» **Aim of the task**: Reproduce the full listing that appears beneath this instruction exactly.

» **Material provided**:
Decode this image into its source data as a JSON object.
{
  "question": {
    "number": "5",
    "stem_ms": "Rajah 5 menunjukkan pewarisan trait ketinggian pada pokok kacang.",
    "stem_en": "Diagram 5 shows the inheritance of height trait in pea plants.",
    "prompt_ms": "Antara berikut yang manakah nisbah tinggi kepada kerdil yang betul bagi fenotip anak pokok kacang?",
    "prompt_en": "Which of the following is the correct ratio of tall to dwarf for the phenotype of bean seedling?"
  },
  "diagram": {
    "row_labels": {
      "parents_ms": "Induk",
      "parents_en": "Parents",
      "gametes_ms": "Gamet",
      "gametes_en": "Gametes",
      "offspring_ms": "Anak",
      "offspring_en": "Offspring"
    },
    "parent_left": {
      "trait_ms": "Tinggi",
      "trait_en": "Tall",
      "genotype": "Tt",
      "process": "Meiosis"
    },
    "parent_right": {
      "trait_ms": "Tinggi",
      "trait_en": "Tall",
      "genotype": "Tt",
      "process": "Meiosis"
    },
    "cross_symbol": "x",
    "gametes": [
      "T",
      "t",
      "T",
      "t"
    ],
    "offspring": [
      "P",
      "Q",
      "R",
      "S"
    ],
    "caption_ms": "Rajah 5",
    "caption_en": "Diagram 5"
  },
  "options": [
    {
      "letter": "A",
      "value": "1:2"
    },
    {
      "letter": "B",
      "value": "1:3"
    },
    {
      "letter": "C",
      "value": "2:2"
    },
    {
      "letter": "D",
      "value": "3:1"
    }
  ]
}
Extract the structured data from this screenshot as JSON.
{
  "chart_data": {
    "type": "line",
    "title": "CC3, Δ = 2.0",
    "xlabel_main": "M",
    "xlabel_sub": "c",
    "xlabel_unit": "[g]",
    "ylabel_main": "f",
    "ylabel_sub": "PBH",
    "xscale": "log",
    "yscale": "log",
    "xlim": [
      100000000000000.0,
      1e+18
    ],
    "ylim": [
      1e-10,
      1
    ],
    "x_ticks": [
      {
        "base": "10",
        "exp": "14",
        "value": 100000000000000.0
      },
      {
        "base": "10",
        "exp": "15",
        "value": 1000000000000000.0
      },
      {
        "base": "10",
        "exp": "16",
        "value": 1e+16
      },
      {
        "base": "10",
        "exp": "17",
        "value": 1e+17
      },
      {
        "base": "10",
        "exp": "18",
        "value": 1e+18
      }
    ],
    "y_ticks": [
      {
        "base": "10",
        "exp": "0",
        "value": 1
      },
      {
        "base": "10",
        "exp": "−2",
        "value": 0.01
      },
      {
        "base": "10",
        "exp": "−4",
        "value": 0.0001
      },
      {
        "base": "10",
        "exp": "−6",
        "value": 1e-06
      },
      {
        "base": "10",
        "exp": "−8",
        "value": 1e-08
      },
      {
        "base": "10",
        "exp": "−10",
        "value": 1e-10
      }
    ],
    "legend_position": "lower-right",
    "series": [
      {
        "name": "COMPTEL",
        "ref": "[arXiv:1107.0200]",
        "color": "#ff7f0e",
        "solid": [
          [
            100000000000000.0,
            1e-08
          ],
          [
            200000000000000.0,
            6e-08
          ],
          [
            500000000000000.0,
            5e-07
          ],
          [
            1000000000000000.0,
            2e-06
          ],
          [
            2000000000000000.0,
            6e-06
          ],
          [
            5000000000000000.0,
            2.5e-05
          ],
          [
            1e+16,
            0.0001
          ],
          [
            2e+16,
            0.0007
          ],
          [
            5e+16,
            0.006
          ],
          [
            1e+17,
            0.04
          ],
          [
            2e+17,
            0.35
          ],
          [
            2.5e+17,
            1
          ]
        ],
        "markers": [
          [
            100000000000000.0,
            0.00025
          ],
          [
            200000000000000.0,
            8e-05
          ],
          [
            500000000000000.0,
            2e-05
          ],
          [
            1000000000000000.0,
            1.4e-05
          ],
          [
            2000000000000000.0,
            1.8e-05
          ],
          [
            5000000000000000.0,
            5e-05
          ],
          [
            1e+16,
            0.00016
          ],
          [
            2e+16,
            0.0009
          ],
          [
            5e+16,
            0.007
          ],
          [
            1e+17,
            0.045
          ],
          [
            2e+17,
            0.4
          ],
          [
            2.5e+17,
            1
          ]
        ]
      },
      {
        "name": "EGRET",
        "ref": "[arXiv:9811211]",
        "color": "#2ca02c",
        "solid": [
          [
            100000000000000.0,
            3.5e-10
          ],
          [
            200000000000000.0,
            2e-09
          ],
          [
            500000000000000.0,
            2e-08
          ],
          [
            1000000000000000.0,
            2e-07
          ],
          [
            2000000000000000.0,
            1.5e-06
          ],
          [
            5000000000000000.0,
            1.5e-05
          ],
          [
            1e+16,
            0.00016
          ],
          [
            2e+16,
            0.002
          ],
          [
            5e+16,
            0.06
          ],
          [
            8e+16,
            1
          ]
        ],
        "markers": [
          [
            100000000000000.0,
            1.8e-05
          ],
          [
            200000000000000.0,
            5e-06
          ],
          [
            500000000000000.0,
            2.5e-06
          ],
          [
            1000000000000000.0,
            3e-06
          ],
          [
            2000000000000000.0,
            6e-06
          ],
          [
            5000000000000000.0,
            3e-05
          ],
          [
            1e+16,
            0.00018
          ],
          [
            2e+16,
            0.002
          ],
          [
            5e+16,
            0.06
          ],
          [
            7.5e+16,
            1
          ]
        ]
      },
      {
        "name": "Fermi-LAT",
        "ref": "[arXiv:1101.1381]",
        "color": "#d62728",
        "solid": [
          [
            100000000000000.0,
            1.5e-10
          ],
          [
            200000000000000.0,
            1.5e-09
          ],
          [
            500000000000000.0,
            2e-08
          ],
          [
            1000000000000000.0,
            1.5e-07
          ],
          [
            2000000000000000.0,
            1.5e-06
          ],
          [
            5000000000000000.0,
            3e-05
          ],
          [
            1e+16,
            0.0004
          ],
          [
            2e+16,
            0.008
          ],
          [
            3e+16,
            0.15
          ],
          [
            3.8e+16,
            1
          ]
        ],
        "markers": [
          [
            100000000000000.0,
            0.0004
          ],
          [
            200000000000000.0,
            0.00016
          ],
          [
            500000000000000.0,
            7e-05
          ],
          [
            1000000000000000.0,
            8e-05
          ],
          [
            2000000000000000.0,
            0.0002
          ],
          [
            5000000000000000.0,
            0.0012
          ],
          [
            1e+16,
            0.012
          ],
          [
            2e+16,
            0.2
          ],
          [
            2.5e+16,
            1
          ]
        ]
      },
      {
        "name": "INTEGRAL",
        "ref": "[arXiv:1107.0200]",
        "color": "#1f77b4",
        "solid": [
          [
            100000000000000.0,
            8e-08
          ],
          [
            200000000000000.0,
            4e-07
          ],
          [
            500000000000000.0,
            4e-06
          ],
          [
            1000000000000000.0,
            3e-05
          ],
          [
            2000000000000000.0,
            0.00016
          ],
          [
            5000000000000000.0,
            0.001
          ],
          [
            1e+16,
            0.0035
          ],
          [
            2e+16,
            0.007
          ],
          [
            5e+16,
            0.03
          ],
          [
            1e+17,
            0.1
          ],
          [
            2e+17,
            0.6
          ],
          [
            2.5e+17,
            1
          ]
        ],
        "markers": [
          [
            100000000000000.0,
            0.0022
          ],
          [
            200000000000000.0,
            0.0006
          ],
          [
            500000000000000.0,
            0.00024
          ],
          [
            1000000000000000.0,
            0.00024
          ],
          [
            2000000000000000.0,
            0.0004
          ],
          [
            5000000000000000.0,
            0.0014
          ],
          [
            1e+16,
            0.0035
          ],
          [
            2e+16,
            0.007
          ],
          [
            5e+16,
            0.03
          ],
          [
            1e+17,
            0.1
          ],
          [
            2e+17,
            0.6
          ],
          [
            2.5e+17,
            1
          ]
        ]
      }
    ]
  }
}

» **Complete answer**:
Decode this image into its source data as a JSON object.
{
  "question": {
    "number": "5",
    "stem_ms": "Rajah 5 menunjukkan pewarisan trait ketinggian pada pokok kacang.",
    "stem_en": "Diagram 5 shows the inheritance of height trait in pea plants.",
    "prompt_ms": "Antara berikut yang manakah nisbah tinggi kepada kerdil yang betul bagi fenotip anak pokok kacang?",
    "prompt_en": "Which of the following is the correct ratio of tall to dwarf for the phenotype of bean seedling?"
  },
  "diagram": {
    "row_labels": {
      "parents_ms": "Induk",
      "parents_en": "Parents",
      "gametes_ms": "Gamet",
      "gametes_en": "Gametes",
      "offspring_ms": "Anak",
      "offspring_en": "Offspring"
    },
    "parent_left": {
      "trait_ms": "Tinggi",
      "trait_en": "Tall",
      "genotype": "Tt",
      "process": "Meiosis"
    },
    "parent_right": {
      "trait_ms": "Tinggi",
      "trait_en": "Tall",
      "genotype": "Tt",
      "process": "Meiosis"
    },
    "cross_symbol": "x",
    "gametes": [
      "T",
      "t",
      "T",
      "t"
    ],
    "offspring": [
      "P",
      "Q",
      "R",
      "S"
    ],
    "caption_ms": "Rajah 5",
    "caption_en": "Diagram 5"
  },
  "options": [
    {
      "letter": "A",
      "value": "1:2"
    },
    {
      "letter": "B",
      "value": "1:3"
    },
    {
      "letter": "C",
      "value": "2:2"
    },
    {
      "letter": "D",
      "value": "3:1"
    }
  ]
}
Extract the structured data from this screenshot as JSON.
{
  "chart_data": {
    "type": "line",
    "title": "CC3, Δ = 2.0",
    "xlabel_main": "M",
    "xlabel_sub": "c",
    "xlabel_unit": "[g]",
    "ylabel_main": "f",
    "ylabel_sub": "PBH",
    "xscale": "log",
    "yscale": "log",
    "xlim": [
      100000000000000.0,
      1e+18
    ],
    "ylim": [
      1e-10,
      1
    ],
    "x_ticks": [
      {
        "base": "10",
        "exp": "14",
        "value": 100000000000000.0
      },
      {
        "base": "10",
        "exp": "15",
        "value": 1000000000000000.0
      },
      {
        "base": "10",
        "exp": "16",
        "value": 1e+16
      },
      {
        "base": "10",
        "exp": "17",
        "value": 1e+17
      },
      {
        "base": "10",
        "exp": "18",
        "value": 1e+18
      }
    ],
    "y_ticks": [
      {
        "base": "10",
        "exp": "0",
        "value": 1
      },
      {
        "base": "10",
        "exp": "−2",
        "value": 0.01
      },
      {
        "base": "10",
        "exp": "−4",
        "value": 0.0001
      },
      {
        "base": "10",
        "exp": "−6",
        "value": 1e-06
      },
      {
        "base": "10",
        "exp": "−8",
        "value": 1e-08
      },
      {
        "base": "10",
        "exp": "−10",
        "value": 1e-10
      }
    ],
    "legend_position": "lower-right",
    "series": [
      {
        "name": "COMPTEL",
        "ref": "[arXiv:1107.0200]",
        "color": "#ff7f0e",
        "solid": [
          [
            100000000000000.0,
            1e-08
          ],
          [
            200000000000000.0,
            6e-08
          ],
          [
            500000000000000.0,
            5e-07
          ],
          [
            1000000000000000.0,
            2e-06
          ],
          [
            2000000000000000.0,
            6e-06
          ],
          [
            5000000000000000.0,
            2.5e-05
          ],
          [
            1e+16,
            0.0001
          ],
          [
            2e+16,
            0.0007
          ],
          [
            5e+16,
            0.006
          ],
          [
            1e+17,
            0.04
          ],
          [
            2e+17,
            0.35
          ],
          [
            2.5e+17,
            1
          ]
        ],
        "markers": [
          [
            100000000000000.0,
            0.00025
          ],
          [
            200000000000000.0,
            8e-05
          ],
          [
            500000000000000.0,
            2e-05
          ],
          [
            1000000000000000.0,
            1.4e-05
          ],
          [
            2000000000000000.0,
            1.8e-05
          ],
          [
            5000000000000000.0,
            5e-05
          ],
          [
            1e+16,
            0.00016
          ],
          [
            2e+16,
            0.0009
          ],
          [
            5e+16,
            0.007
          ],
          [
            1e+17,
            0.045
          ],
          [
            2e+17,
            0.4
          ],
          [
            2.5e+17,
            1
          ]
        ]
      },
      {
        "name": "EGRET",
        "ref": "[arXiv:9811211]",
        "color": "#2ca02c",
        "solid": [
          [
            100000000000000.0,
            3.5e-10
          ],
          [
            200000000000000.0,
            2e-09
          ],
          [
            500000000000000.0,
            2e-08
          ],
          [
            1000000000000000.0,
            2e-07
          ],
          [
            2000000000000000.0,
            1.5e-06
          ],
          [
            5000000000000000.0,
            1.5e-05
          ],
          [
            1e+16,
            0.00016
          ],
          [
            2e+16,
            0.002
          ],
          [
            5e+16,
            0.06
          ],
          [
            8e+16,
            1
          ]
        ],
        "markers": [
          [
            100000000000000.0,
            1.8e-05
          ],
          [
            200000000000000.0,
            5e-06
          ],
          [
            500000000000000.0,
            2.5e-06
          ],
          [
            1000000000000000.0,
            3e-06
          ],
          [
            2000000000000000.0,
            6e-06
          ],
          [
            5000000000000000.0,
            3e-05
          ],
          [
            1e+16,
            0.00018
          ],
          [
            2e+16,
            0.002
          ],
          [
            5e+16,
            0.06
          ],
          [
            7.5e+16,
            1
          ]
        ]
      },
      {
        "name": "Fermi-LAT",
        "ref": "[arXiv:1101.1381]",
        "color": "#d62728",
        "solid": [
          [
            100000000000000.0,
            1.5e-10
          ],
          [
            200000000000000.0,
            1.5e-09
          ],
          [
            500000000000000.0,
            2e-08
          ],
          [
            1000000000000000.0,
            1.5e-07
          ],
          [
            2000000000000000.0,
            1.5e-06
          ],
          [
            5000000000000000.0,
            3e-05
          ],
          [
            1e+16,
            0.0004
          ],
          [
            2e+16,
            0.008
          ],
          [
            3e+16,
            0.15
          ],
          [
            3.8e+16,
            1
          ]
        ],
        "markers": [
          [
            100000000000000.0,
            0.0004
          ],
          [
            200000000000000.0,
            0.00016
          ],
          [
            500000000000000.0,
            7e-05
          ],
          [
            1000000000000000.0,
            8e-05
          ],
          [
            2000000000000000.0,
            0.0002
          ],
          [
            5000000000000000.0,
            0.0012
          ],
          [
            1e+16,
            0.012
          ],
          [
            2e+16,
            0.2
          ],
          [
            2.5e+16,
            1
          ]
        ]
      },
      {
        "name": "INTEGRAL",
        "ref": "[arXiv:1107.0200]",
        "color": "#1f77b4",
        "solid": [
          [
            100000000000000.0,
            8e-08
          ],
          [
            200000000000000.0,
            4e-07
          ],
          [
            500000000000000.0,
            4e-06
          ],
          [
            1000000000000000.0,
            3e-05
          ],
          [
            2000000000000000.0,
            0.00016
          ],
          [
            5000000000000000.0,
            0.001
          ],
          [
            1e+16,
            0.0035
          ],
          [
            2e+16,
            0.007
          ],
          [
            5e+16,
            0.03
          ],
          [
            1e+17,
            0.1
          ],
          [
            2e+17,
            0.6
          ],
          [
            2.5e+17,
            1
          ]
        ],
        "markers": [
          [
            100000000000000.0,
            0.0022
          ],
          [
            200000000000000.0,
            0.0006
          ],
          [
            500000000000000.0,
            0.00024
          ],
          [
            1000000000000000.0,
            0.00024
          ],
          [
            2000000000000000.0,
            0.0004
          ],
          [
            5000000000000000.0,
            0.0014
          ],
          [
            1e+16,
            0.0035
          ],
          [
            2e+16,
            0.007
          ],
          [
            5e+16,
            0.03
          ],
          [
            1e+17,
            0.1
          ],
          [
            2e+17,
            0.6
          ],
          [
            2.5e+17,
            1
          ]
        ]
      }
    ]
  }
}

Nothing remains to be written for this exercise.